● **Problem**: Please give the listing again in its entirety, exactly as written.

# Recorded information start

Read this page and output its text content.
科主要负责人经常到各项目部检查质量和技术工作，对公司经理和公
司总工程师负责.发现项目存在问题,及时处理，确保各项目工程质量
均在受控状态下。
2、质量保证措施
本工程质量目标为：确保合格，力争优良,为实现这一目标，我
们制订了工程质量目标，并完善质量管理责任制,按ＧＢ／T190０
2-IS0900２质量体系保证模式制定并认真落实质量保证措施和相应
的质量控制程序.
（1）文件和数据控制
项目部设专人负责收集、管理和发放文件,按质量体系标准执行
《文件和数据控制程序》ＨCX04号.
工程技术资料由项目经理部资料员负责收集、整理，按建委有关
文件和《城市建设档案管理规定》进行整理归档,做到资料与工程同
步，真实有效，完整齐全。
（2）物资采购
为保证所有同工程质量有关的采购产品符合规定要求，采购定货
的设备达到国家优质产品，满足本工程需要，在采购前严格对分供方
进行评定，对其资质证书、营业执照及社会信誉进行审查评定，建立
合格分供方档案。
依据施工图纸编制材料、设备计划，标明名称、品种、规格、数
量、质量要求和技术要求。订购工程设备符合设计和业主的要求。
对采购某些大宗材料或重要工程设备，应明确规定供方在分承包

# Recorded information end

● **Expected output**:
Read this page and output its text content.
科主要负责人经常到各项目部检查质量和技术工作，对公司经理和公
司总工程师负责.发现项目存在问题,及时处理，确保各项目工程质量
均在受控状态下。
2、质量保证措施
本工程质量目标为：确保合格，力争优良,为实现这一目标，我
们制订了工程质量目标，并完善质量管理责任制,按ＧＢ／T190０
2-IS0900２质量体系保证模式制定并认真落实质量保证措施和相应
的质量控制程序.
（1）文件和数据控制
项目部设专人负责收集、管理和发放文件,按质量体系标准执行
《文件和数据控制程序》ＨCX04号.
工程技术资料由项目经理部资料员负责收集、整理，按建委有关
文件和《城市建设档案管理规定》进行整理归档,做到资料与工程同
步，真实有效，完整齐全。
（2）物资采购
为保证所有同工程质量有关的采购产品符合规定要求，采购定货
的设备达到国家优质产品，满足本工程需要，在采购前严格对分供方
进行评定，对其资质证书、营业执照及社会信誉进行审查评定，建立
合格分供方档案。
依据施工图纸编制材料、设备计划，标明名称、品种、规格、数
量、质量要求和技术要求。订购工程设备符合设计和业主的要求。
对采购某些大宗材料或重要工程设备，应明确规定供方在分承包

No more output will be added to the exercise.